EXTRACTED ENTRIES:
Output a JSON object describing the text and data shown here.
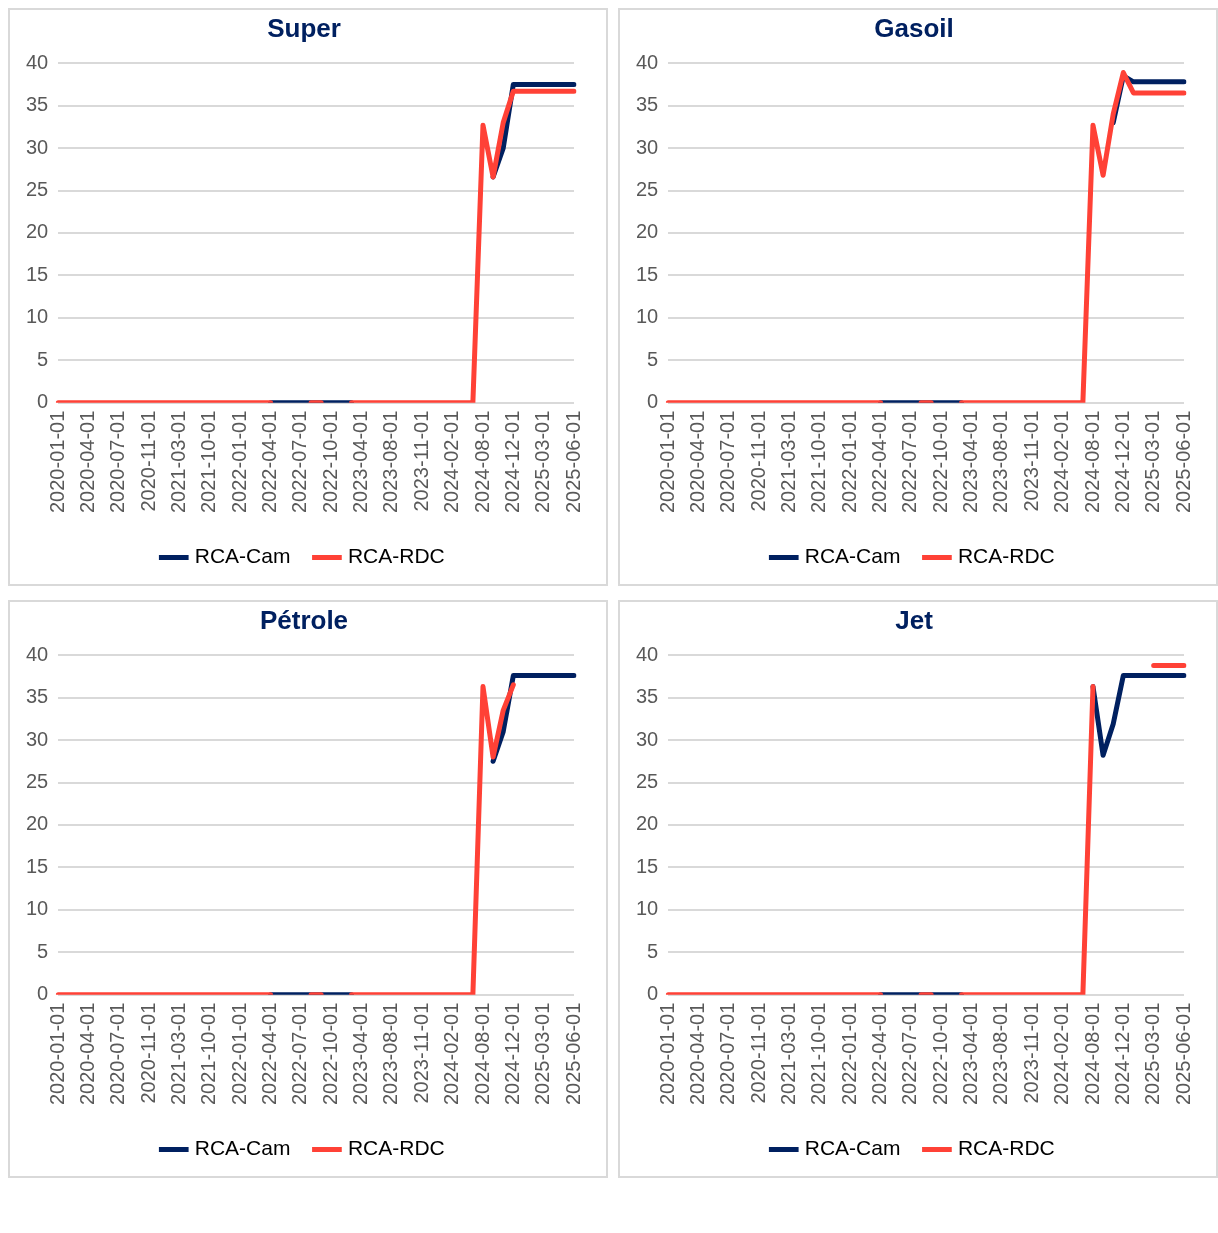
{
  "chart_data": [
    {
      "type": "line",
      "title": "Super",
      "categories": [
        "2020-01-01",
        null,
        null,
        "2020-04-01",
        null,
        null,
        "2020-07-01",
        null,
        null,
        "2020-11-01",
        null,
        null,
        "2021-03-01",
        null,
        null,
        "2021-10-01",
        null,
        null,
        "2022-01-01",
        null,
        null,
        "2022-04-01",
        null,
        null,
        "2022-07-01",
        null,
        null,
        "2022-10-01",
        null,
        null,
        "2023-04-01",
        null,
        null,
        "2023-08-01",
        null,
        null,
        "2023-11-01",
        null,
        null,
        "2024-02-01",
        null,
        null,
        "2024-08-01",
        null,
        null,
        "2024-12-01",
        null,
        null,
        "2025-03-01",
        null,
        null,
        "2025-06-01"
      ],
      "ylim": [
        0,
        40
      ],
      "yticks": [
        0,
        5,
        10,
        15,
        20,
        25,
        30,
        35,
        40
      ],
      "grid": "y",
      "legend": "bottom",
      "marker": "none",
      "series": [
        {
          "name": "RCA-Cam",
          "color": "#002060",
          "values": [
            null,
            null,
            null,
            null,
            null,
            null,
            null,
            null,
            null,
            null,
            null,
            null,
            null,
            null,
            null,
            null,
            null,
            null,
            null,
            null,
            null,
            0,
            0,
            0,
            0,
            0,
            0,
            0,
            0,
            0,
            null,
            null,
            null,
            null,
            null,
            null,
            null,
            null,
            null,
            null,
            null,
            null,
            null,
            26.6,
            30,
            37.5,
            37.5,
            37.5,
            37.5,
            37.5,
            37.5,
            37.5
          ]
        },
        {
          "name": "RCA-RDC",
          "color": "#ff4136",
          "values": [
            0,
            0,
            0,
            0,
            0,
            0,
            0,
            0,
            0,
            0,
            0,
            0,
            0,
            0,
            0,
            0,
            0,
            0,
            0,
            0,
            0,
            0,
            null,
            null,
            null,
            0,
            0,
            null,
            null,
            0,
            0,
            0,
            0,
            0,
            0,
            0,
            0,
            0,
            0,
            0,
            0,
            0,
            32.7,
            26.6,
            33,
            36.7,
            36.7,
            36.7,
            36.7,
            36.7,
            36.7,
            36.7
          ]
        }
      ]
    },
    {
      "type": "line",
      "title": "Gasoil",
      "categories": [
        "2020-01-01",
        null,
        null,
        "2020-04-01",
        null,
        null,
        "2020-07-01",
        null,
        null,
        "2020-11-01",
        null,
        null,
        "2021-03-01",
        null,
        null,
        "2021-10-01",
        null,
        null,
        "2022-01-01",
        null,
        null,
        "2022-04-01",
        null,
        null,
        "2022-07-01",
        null,
        null,
        "2022-10-01",
        null,
        null,
        "2023-04-01",
        null,
        null,
        "2023-08-01",
        null,
        null,
        "2023-11-01",
        null,
        null,
        "2024-02-01",
        null,
        null,
        "2024-08-01",
        null,
        null,
        "2024-12-01",
        null,
        null,
        "2025-03-01",
        null,
        null,
        "2025-06-01"
      ],
      "ylim": [
        0,
        40
      ],
      "yticks": [
        0,
        5,
        10,
        15,
        20,
        25,
        30,
        35,
        40
      ],
      "grid": "y",
      "legend": "bottom",
      "marker": "none",
      "series": [
        {
          "name": "RCA-Cam",
          "color": "#002060",
          "values": [
            null,
            null,
            null,
            null,
            null,
            null,
            null,
            null,
            null,
            null,
            null,
            null,
            null,
            null,
            null,
            null,
            null,
            null,
            null,
            null,
            null,
            0,
            0,
            0,
            0,
            0,
            0,
            0,
            0,
            0,
            null,
            null,
            null,
            null,
            null,
            null,
            null,
            null,
            null,
            null,
            null,
            null,
            null,
            null,
            33,
            38.5,
            37.8,
            37.8,
            37.8,
            37.8,
            37.8,
            37.8
          ]
        },
        {
          "name": "RCA-RDC",
          "color": "#ff4136",
          "values": [
            0,
            0,
            0,
            0,
            0,
            0,
            0,
            0,
            0,
            0,
            0,
            0,
            0,
            0,
            0,
            0,
            0,
            0,
            0,
            0,
            0,
            0,
            null,
            null,
            null,
            0,
            0,
            null,
            null,
            0,
            0,
            0,
            0,
            0,
            0,
            0,
            0,
            0,
            0,
            0,
            0,
            0,
            32.7,
            26.8,
            34,
            38.9,
            36.5,
            36.5,
            36.5,
            36.5,
            36.5,
            36.5
          ]
        }
      ]
    },
    {
      "type": "line",
      "title": "Pétrole",
      "categories": [
        "2020-01-01",
        null,
        null,
        "2020-04-01",
        null,
        null,
        "2020-07-01",
        null,
        null,
        "2020-11-01",
        null,
        null,
        "2021-03-01",
        null,
        null,
        "2021-10-01",
        null,
        null,
        "2022-01-01",
        null,
        null,
        "2022-04-01",
        null,
        null,
        "2022-07-01",
        null,
        null,
        "2022-10-01",
        null,
        null,
        "2023-04-01",
        null,
        null,
        "2023-08-01",
        null,
        null,
        "2023-11-01",
        null,
        null,
        "2024-02-01",
        null,
        null,
        "2024-08-01",
        null,
        null,
        "2024-12-01",
        null,
        null,
        "2025-03-01",
        null,
        null,
        "2025-06-01"
      ],
      "ylim": [
        0,
        40
      ],
      "yticks": [
        0,
        5,
        10,
        15,
        20,
        25,
        30,
        35,
        40
      ],
      "grid": "y",
      "legend": "bottom",
      "marker": "none",
      "series": [
        {
          "name": "RCA-Cam",
          "color": "#002060",
          "values": [
            null,
            null,
            null,
            null,
            null,
            null,
            null,
            null,
            null,
            null,
            null,
            null,
            null,
            null,
            null,
            null,
            null,
            null,
            null,
            null,
            null,
            0,
            0,
            0,
            0,
            0,
            0,
            0,
            0,
            0,
            null,
            null,
            null,
            null,
            null,
            null,
            null,
            null,
            null,
            null,
            null,
            null,
            null,
            27.5,
            31,
            37.6,
            37.6,
            37.6,
            37.6,
            37.6,
            37.6,
            37.6
          ]
        },
        {
          "name": "RCA-RDC",
          "color": "#ff4136",
          "values": [
            0,
            0,
            0,
            0,
            0,
            0,
            0,
            0,
            0,
            0,
            0,
            0,
            0,
            0,
            0,
            0,
            0,
            0,
            0,
            0,
            0,
            0,
            null,
            null,
            null,
            0,
            0,
            null,
            null,
            0,
            0,
            0,
            0,
            0,
            0,
            0,
            0,
            0,
            0,
            0,
            0,
            0,
            36.3,
            28,
            33.5,
            36.5,
            null,
            null,
            null,
            null,
            null,
            null
          ]
        }
      ]
    },
    {
      "type": "line",
      "title": "Jet",
      "categories": [
        "2020-01-01",
        null,
        null,
        "2020-04-01",
        null,
        null,
        "2020-07-01",
        null,
        null,
        "2020-11-01",
        null,
        null,
        "2021-03-01",
        null,
        null,
        "2021-10-01",
        null,
        null,
        "2022-01-01",
        null,
        null,
        "2022-04-01",
        null,
        null,
        "2022-07-01",
        null,
        null,
        "2022-10-01",
        null,
        null,
        "2023-04-01",
        null,
        null,
        "2023-08-01",
        null,
        null,
        "2023-11-01",
        null,
        null,
        "2024-02-01",
        null,
        null,
        "2024-08-01",
        null,
        null,
        "2024-12-01",
        null,
        null,
        "2025-03-01",
        null,
        null,
        "2025-06-01"
      ],
      "ylim": [
        0,
        40
      ],
      "yticks": [
        0,
        5,
        10,
        15,
        20,
        25,
        30,
        35,
        40
      ],
      "grid": "y",
      "legend": "bottom",
      "marker": "none",
      "series": [
        {
          "name": "RCA-Cam",
          "color": "#002060",
          "values": [
            null,
            null,
            null,
            null,
            null,
            null,
            null,
            null,
            null,
            null,
            null,
            null,
            null,
            null,
            null,
            null,
            null,
            null,
            null,
            null,
            null,
            0,
            0,
            0,
            0,
            0,
            0,
            0,
            0,
            0,
            null,
            null,
            null,
            null,
            null,
            null,
            null,
            null,
            null,
            null,
            null,
            null,
            36.3,
            28.2,
            31.9,
            37.6,
            37.6,
            37.6,
            37.6,
            37.6,
            37.6,
            37.6
          ]
        },
        {
          "name": "RCA-RDC",
          "color": "#ff4136",
          "values": [
            0,
            0,
            0,
            0,
            0,
            0,
            0,
            0,
            0,
            0,
            0,
            0,
            0,
            0,
            0,
            0,
            0,
            0,
            0,
            0,
            0,
            0,
            null,
            null,
            null,
            0,
            0,
            null,
            null,
            0,
            0,
            0,
            0,
            0,
            0,
            0,
            0,
            0,
            0,
            0,
            0,
            0,
            36.3,
            null,
            null,
            null,
            null,
            null,
            38.8,
            38.8,
            38.8,
            38.8
          ]
        }
      ]
    }
  ]
}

AIM: Copy every line of the entries above in which "title" occurs.

OUTPUT OF THE EXERCISE:
      "title": "Super",
      "title": "Gasoil",
      "title": "Pétrole",
      "title": "Jet",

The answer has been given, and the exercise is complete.